### PROBLEM REQUIREMENTS
Identify, in the records below, every line where the string "prawidłowej" appears, and copy each such line.

** begin STORED ROWS **

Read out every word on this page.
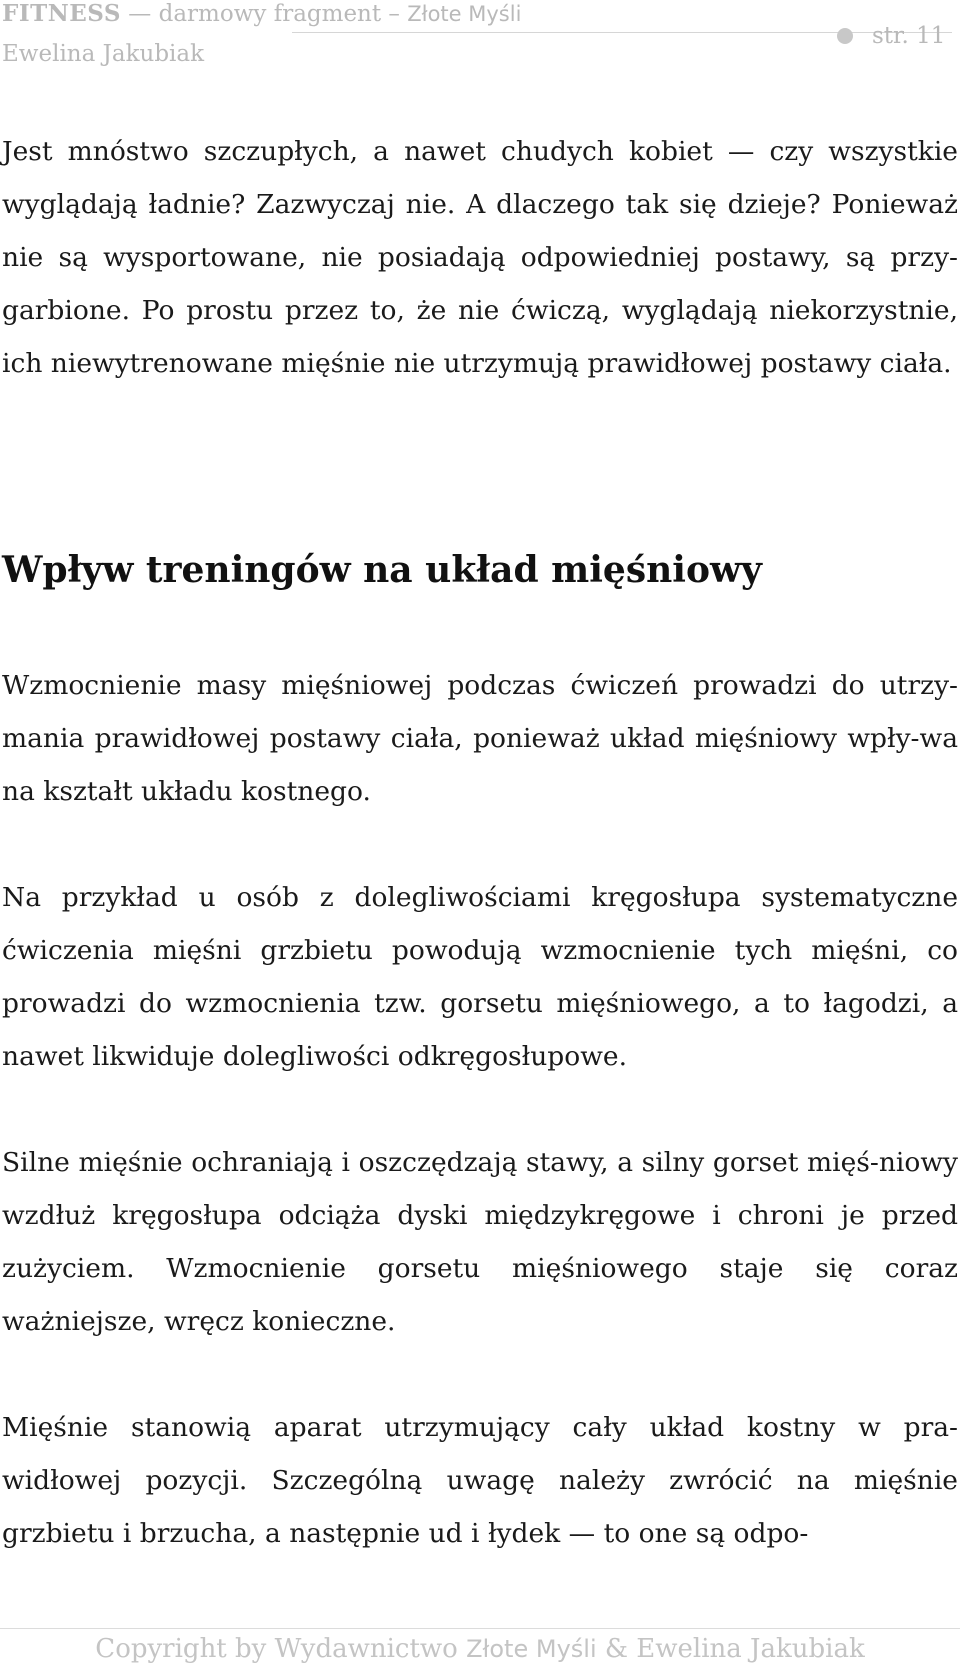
FITNESS — darmowy fragment – Złote Myśli
str. 11
Ewelina Jakubiak

Jest mnóstwo szczupłych, a nawet chudych kobiet — czy wszystkie wyglądają ładnie? Zazwyczaj nie. A dlaczego tak się dzieje? Ponieważ nie są wysportowane, nie posiadają odpowiedniej postawy, są przy-garbione. Po prostu przez to, że nie ćwiczą, wyglądają niekorzystnie, ich niewytrenowane mięśnie nie utrzymują prawidłowej postawy ciała.

Wpływ treningów na układ mięśniowy

Wzmocnienie masy mięśniowej podczas ćwiczeń prowadzi do utrzy-mania prawidłowej postawy ciała, ponieważ układ mięśniowy wpły-wa na kształt układu kostnego.

Na przykład u osób z dolegliwościami kręgosłupa systematyczne ćwiczenia mięśni grzbietu powodują wzmocnienie tych mięśni, co prowadzi do wzmocnienia tzw. gorsetu mięśniowego, a to łagodzi, a nawet likwiduje dolegliwości odkręgosłupowe.

Silne mięśnie ochraniają i oszczędzają stawy, a silny gorset mięś-niowy wzdłuż kręgosłupa odciąża dyski międzykręgowe i chroni je przed zużyciem. Wzmocnienie gorsetu mięśniowego staje się coraz ważniejsze, wręcz konieczne.

Mięśnie stanowią aparat utrzymujący cały układ kostny w pra-widłowej pozycji. Szczególną uwagę należy zwrócić na mięśnie grzbietu i brzucha, a następnie ud i łydek — to one są odpo-

Copyright by Wydawnictwo Złote Myśli & Ewelina Jakubiak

** end STORED ROWS **

### EXERCISE RESPONSE
Jest mnóstwo szczupłych, a nawet chudych kobiet — czy wszystkie wyglądają ładnie? Zazwyczaj nie. A dlaczego tak się dzieje? Ponieważ nie są wysportowane, nie posiadają odpowiedniej postawy, są przy-garbione. Po prostu przez to, że nie ćwiczą, wyglądają niekorzystnie, ich niewytrenowane mięśnie nie utrzymują prawidłowej postawy ciała.
Wzmocnienie masy mięśniowej podczas ćwiczeń prowadzi do utrzy-mania prawidłowej postawy ciała, ponieważ układ mięśniowy wpły-wa na kształt układu kostnego.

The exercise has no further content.